(Stored items from a collection)
* * * * * * *

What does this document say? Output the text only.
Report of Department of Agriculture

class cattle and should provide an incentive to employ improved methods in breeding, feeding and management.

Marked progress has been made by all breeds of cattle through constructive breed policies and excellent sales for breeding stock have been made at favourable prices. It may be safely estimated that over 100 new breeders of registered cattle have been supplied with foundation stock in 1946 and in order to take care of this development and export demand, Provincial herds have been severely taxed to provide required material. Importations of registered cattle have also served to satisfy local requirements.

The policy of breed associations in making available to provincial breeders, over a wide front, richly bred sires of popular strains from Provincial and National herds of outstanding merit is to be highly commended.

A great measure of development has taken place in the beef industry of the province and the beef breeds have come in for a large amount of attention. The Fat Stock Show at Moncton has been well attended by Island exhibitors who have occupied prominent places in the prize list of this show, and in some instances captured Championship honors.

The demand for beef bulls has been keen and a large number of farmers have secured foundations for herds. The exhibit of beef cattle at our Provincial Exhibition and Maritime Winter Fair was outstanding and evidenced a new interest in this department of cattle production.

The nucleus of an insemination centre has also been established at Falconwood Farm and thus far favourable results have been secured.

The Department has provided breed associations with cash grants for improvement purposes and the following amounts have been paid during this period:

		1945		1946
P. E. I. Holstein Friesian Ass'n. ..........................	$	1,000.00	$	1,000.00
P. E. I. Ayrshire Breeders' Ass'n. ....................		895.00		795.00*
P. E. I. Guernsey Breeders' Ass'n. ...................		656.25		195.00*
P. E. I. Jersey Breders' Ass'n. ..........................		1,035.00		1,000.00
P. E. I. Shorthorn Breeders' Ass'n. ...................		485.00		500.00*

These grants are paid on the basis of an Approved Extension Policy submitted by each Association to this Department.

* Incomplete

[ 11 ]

* * * * * * *

Retype every record above exactly as written.

What does this document say? Output the text only.
Report of Department of Agriculture

class cattle and should provide an incentive to employ improved methods in breeding, feeding and management.

Marked progress has been made by all breeds of cattle through constructive breed policies and excellent sales for breeding stock have been made at favourable prices. It may be safely estimated that over 100 new breeders of registered cattle have been supplied with foundation stock in 1946 and in order to take care of this development and export demand, Provincial herds have been severely taxed to provide required material. Importations of registered cattle have also served to satisfy local requirements.

The policy of breed associations in making available to provincial breeders, over a wide front, richly bred sires of popular strains from Provincial and National herds of outstanding merit is to be highly commended.

A great measure of development has taken place in the beef industry of the province and the beef breeds have come in for a large amount of attention. The Fat Stock Show at Moncton has been well attended by Island exhibitors who have occupied prominent places in the prize list of this show, and in some instances captured Championship honors.

The demand for beef bulls has been keen and a large number of farmers have secured foundations for herds. The exhibit of beef cattle at our Provincial Exhibition and Maritime Winter Fair was outstanding and evidenced a new interest in this department of cattle production.

The nucleus of an insemination centre has also been established at Falconwood Farm and thus far favourable results have been secured.

The Department has provided breed associations with cash grants for improvement purposes and the following amounts have been paid during this period:

		1945		1946
P. E. I. Holstein Friesian Ass'n. ..........................	$	1,000.00	$	1,000.00
P. E. I. Ayrshire Breeders' Ass'n. ....................		895.00		795.00*
P. E. I. Guernsey Breeders' Ass'n. ...................		656.25		195.00*
P. E. I. Jersey Breders' Ass'n. ..........................		1,035.00		1,000.00
P. E. I. Shorthorn Breeders' Ass'n. ...................		485.00		500.00*

These grants are paid on the basis of an Approved Extension Policy submitted by each Association to this Department.

* Incomplete

[ 11 ]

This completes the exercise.